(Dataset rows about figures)

START

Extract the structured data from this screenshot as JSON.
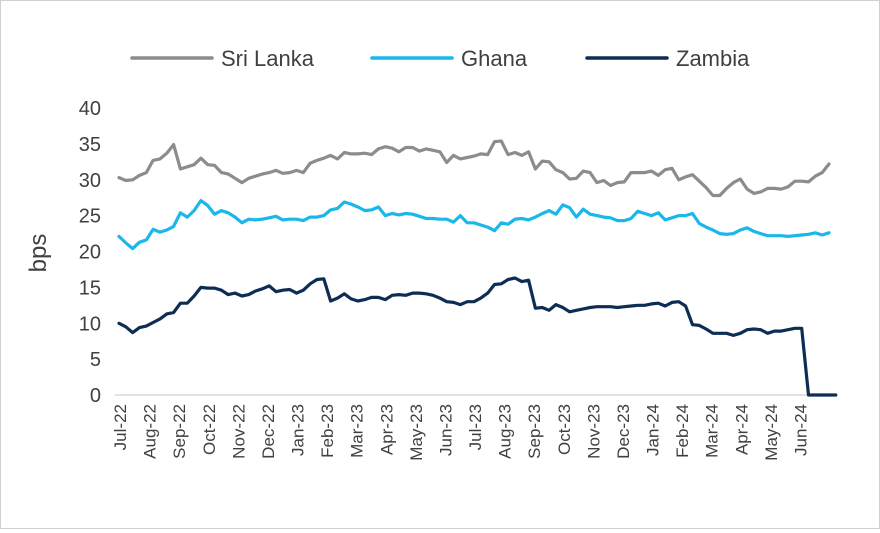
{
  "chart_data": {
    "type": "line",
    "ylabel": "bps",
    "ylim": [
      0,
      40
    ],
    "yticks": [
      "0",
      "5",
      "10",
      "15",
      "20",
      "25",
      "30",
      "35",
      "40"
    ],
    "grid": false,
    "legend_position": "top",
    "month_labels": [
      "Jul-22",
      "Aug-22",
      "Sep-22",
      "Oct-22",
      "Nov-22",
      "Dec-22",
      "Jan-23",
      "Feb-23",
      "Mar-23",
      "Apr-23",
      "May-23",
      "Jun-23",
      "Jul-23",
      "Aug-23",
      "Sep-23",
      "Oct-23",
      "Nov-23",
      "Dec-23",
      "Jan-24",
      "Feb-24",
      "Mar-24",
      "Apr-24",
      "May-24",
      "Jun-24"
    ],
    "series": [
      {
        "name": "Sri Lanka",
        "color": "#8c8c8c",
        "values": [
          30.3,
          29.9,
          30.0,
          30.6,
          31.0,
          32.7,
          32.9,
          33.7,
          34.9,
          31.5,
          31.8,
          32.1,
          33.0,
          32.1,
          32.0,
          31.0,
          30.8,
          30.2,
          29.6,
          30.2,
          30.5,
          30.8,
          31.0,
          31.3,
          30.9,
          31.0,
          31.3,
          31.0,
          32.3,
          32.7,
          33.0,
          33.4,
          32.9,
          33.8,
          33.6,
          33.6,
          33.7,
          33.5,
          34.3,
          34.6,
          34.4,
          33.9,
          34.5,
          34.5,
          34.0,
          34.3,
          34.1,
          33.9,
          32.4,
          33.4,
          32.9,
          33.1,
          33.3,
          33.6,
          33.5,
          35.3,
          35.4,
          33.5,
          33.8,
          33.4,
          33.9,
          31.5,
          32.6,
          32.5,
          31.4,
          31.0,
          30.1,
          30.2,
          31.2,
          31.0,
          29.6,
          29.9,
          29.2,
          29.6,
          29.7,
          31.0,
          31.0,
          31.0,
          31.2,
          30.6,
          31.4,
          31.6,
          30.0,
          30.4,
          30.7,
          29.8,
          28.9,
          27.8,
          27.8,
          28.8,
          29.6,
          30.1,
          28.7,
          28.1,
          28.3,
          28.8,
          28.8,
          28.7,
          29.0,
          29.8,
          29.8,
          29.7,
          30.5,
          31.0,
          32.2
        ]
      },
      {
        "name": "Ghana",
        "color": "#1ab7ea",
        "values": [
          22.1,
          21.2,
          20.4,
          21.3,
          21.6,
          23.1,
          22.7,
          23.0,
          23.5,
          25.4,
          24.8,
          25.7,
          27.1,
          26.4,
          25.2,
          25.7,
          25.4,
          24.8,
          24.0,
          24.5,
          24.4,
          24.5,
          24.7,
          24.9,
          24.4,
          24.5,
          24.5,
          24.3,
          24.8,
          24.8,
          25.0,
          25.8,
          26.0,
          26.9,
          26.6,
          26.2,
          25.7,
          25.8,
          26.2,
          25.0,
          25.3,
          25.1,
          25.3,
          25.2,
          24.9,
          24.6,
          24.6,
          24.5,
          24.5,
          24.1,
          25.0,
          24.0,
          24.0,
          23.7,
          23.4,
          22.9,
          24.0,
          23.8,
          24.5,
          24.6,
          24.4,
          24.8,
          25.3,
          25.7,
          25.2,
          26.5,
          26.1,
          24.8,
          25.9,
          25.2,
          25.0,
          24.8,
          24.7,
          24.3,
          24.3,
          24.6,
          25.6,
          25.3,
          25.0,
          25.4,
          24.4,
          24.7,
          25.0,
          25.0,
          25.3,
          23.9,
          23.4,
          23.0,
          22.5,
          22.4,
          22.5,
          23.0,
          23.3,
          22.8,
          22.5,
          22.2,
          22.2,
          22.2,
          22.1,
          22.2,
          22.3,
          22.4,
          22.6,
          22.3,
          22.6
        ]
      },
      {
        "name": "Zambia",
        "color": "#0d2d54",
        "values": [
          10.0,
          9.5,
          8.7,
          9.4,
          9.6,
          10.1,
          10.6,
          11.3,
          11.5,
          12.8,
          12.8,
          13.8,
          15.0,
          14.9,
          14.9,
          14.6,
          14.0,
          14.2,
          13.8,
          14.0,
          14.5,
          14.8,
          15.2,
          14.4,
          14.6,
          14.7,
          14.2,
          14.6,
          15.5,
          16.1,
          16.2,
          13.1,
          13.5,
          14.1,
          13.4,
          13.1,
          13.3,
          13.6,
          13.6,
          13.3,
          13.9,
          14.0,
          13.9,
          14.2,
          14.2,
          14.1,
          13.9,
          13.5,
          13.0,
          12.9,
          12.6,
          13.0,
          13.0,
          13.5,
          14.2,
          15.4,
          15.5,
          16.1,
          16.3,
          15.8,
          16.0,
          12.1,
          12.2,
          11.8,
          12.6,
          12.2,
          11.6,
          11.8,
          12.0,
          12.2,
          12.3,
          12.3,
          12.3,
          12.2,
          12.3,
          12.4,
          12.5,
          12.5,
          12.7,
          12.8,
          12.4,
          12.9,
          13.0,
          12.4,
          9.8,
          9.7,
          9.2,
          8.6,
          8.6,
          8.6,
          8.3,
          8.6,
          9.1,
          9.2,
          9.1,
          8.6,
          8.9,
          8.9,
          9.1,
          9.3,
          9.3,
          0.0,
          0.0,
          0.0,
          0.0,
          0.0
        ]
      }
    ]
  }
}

END
START

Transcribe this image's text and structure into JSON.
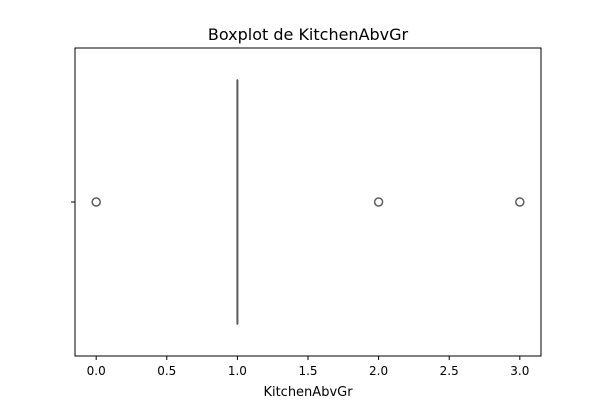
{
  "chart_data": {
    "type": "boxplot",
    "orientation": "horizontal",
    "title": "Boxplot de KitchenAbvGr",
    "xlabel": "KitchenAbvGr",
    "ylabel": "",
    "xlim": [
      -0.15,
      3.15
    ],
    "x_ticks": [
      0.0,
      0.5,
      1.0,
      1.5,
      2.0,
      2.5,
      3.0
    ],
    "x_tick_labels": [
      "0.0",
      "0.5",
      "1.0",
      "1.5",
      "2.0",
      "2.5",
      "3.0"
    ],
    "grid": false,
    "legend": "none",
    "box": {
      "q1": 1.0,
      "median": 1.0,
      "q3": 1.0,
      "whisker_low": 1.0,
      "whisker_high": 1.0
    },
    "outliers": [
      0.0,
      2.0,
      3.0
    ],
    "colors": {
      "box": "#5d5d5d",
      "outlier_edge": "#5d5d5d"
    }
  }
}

END

WHAT IS EXPECTED> From the material above, count the lines that include "this" and give only the total.

TASK OUTPUT> 2